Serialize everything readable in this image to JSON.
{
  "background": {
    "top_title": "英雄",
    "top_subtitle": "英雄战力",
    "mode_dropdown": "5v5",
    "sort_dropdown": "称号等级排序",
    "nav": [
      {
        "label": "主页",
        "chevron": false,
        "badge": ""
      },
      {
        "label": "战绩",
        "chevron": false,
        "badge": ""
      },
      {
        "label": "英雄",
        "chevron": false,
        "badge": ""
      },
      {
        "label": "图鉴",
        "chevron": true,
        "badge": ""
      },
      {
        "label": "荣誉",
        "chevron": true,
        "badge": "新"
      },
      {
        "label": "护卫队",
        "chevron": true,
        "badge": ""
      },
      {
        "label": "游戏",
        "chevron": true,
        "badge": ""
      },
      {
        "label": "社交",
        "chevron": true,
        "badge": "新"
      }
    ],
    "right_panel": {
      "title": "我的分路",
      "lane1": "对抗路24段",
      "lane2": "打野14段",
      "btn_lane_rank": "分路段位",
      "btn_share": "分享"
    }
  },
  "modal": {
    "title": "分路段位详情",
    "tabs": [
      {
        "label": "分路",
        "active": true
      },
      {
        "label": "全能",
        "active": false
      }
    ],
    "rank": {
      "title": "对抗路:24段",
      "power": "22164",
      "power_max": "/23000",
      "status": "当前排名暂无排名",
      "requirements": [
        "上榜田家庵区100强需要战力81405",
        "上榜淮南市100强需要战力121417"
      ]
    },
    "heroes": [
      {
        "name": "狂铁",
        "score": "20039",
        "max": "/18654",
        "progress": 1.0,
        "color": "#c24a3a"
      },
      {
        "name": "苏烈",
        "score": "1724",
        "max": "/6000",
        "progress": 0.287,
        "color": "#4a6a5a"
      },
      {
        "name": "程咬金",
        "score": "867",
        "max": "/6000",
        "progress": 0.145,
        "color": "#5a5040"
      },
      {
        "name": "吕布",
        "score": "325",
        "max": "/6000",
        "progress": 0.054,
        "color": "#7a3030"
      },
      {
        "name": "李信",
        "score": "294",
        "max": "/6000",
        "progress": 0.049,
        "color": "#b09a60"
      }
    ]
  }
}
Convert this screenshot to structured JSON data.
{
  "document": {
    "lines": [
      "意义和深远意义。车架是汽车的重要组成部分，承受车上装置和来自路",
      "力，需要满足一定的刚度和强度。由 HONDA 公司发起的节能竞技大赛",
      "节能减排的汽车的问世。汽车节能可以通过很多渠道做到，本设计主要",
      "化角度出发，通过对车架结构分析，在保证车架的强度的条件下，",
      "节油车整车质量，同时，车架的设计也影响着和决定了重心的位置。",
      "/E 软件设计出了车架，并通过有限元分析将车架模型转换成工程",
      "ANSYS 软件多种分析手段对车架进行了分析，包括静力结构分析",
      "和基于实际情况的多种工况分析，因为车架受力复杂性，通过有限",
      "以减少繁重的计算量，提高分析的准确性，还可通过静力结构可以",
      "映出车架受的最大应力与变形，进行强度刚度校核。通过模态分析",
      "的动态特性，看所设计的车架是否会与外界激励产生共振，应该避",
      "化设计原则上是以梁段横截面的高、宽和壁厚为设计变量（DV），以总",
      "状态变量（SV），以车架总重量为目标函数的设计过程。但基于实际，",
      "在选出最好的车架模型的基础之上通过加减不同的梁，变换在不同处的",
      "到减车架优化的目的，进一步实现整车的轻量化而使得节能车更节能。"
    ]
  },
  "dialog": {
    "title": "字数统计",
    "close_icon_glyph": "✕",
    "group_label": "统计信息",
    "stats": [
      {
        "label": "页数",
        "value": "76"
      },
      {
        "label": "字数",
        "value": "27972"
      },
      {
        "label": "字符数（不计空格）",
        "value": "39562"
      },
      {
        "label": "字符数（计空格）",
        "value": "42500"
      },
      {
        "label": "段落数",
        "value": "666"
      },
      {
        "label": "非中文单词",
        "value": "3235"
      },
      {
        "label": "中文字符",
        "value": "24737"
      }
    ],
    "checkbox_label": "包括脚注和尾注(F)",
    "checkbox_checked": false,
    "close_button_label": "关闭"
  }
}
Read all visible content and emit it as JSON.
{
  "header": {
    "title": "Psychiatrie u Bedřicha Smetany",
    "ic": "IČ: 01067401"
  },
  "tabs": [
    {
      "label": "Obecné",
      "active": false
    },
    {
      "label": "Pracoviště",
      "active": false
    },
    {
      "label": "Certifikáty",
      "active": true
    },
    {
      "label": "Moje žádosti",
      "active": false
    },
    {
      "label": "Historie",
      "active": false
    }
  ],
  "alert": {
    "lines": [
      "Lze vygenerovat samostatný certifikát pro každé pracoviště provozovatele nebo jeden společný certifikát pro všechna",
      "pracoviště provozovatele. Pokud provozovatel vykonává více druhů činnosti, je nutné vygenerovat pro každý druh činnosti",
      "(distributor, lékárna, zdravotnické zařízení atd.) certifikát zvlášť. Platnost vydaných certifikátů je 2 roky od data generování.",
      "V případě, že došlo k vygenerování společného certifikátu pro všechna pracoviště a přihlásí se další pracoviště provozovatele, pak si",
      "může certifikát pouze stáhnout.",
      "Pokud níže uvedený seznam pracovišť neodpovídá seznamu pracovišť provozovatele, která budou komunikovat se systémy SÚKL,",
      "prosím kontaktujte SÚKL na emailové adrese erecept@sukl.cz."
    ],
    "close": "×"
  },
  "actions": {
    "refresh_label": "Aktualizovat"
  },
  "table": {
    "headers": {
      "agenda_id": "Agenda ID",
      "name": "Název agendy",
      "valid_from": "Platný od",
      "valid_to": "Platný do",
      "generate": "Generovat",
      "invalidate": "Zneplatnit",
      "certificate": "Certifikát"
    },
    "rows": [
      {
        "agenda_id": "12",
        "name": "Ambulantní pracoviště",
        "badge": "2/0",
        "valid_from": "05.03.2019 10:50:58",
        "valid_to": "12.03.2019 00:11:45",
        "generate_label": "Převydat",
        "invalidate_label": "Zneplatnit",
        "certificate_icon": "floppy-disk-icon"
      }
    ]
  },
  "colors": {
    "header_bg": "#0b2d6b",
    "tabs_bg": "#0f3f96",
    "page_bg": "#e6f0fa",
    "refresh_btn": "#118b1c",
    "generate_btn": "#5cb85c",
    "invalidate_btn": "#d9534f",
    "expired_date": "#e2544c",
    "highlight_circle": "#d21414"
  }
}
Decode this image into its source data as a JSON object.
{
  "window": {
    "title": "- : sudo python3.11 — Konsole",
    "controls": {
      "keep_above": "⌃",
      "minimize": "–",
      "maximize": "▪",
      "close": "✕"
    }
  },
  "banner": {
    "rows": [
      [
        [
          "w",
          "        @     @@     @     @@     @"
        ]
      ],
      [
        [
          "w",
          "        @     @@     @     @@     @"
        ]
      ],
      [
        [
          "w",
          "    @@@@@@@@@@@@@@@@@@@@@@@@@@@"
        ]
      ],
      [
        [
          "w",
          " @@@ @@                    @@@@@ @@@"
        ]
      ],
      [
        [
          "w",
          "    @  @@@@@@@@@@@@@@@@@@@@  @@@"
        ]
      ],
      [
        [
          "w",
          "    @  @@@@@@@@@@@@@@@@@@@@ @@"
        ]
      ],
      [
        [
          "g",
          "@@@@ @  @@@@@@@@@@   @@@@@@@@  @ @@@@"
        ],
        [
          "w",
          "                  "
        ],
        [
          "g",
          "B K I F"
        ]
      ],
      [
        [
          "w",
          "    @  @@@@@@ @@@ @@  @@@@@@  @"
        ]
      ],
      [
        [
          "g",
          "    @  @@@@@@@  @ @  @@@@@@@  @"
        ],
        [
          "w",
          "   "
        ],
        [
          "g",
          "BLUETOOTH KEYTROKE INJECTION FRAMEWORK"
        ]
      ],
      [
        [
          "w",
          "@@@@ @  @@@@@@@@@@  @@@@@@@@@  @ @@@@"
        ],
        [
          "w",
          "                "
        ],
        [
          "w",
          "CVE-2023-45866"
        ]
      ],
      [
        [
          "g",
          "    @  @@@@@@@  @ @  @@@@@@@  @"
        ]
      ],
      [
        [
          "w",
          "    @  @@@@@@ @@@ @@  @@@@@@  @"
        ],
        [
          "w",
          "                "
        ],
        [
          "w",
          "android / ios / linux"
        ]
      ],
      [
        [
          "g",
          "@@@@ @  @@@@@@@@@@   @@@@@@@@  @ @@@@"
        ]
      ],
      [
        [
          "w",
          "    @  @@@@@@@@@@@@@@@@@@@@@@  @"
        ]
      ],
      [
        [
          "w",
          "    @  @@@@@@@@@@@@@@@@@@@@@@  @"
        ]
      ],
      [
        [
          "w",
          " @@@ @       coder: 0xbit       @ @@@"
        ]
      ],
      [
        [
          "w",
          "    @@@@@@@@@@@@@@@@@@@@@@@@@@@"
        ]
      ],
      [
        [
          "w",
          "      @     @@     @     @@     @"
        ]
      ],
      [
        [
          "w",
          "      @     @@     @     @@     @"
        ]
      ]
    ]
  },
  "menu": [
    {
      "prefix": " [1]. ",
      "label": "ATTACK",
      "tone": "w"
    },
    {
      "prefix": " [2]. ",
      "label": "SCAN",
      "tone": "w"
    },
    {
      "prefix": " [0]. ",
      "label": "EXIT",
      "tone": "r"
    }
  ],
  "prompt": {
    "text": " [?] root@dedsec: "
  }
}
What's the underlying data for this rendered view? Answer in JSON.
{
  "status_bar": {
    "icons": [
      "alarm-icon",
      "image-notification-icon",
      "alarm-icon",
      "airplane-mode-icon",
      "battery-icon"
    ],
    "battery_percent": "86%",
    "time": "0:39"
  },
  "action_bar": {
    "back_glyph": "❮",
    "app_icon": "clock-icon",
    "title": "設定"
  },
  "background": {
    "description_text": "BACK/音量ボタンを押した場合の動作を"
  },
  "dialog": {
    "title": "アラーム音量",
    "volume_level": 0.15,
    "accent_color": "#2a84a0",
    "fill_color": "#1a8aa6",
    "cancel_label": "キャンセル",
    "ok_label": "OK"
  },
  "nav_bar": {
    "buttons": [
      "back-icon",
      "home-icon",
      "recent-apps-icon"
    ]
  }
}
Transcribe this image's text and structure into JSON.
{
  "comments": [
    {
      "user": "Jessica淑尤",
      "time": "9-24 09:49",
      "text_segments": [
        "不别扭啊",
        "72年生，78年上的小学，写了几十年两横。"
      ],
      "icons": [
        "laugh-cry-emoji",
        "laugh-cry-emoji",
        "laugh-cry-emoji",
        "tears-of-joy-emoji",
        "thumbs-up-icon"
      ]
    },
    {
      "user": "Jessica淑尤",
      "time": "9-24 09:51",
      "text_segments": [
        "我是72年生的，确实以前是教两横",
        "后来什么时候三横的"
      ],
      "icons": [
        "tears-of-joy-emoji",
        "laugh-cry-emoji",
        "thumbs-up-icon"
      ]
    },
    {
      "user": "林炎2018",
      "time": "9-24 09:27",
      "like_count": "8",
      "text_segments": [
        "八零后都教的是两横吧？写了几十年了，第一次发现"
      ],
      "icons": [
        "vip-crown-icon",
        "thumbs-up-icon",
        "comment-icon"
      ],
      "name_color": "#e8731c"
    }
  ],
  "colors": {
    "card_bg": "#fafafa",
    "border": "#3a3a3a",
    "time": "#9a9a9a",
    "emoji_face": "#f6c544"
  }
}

◆ **GIVEN TASK**: From the entries above, collect every line with the string "provozovatele" in it.

◆ **FULL ANSWER**:
      "Lze vygenerovat samostatný certifikát pro každé pracoviště provozovatele nebo jeden společný certifikát pro všechna",
      "pracoviště provozovatele. Pokud provozovatel vykonává více druhů činnosti, je nutné vygenerovat pro každý druh činnosti",
      "V případě, že došlo k vygenerování společného certifikátu pro všechna pracoviště a přihlásí se další pracoviště provozovatele, pak si",
      "Pokud níže uvedený seznam pracovišť neodpovídá seznamu pracovišť provozovatele, která budou komunikovat se systémy SÚKL,",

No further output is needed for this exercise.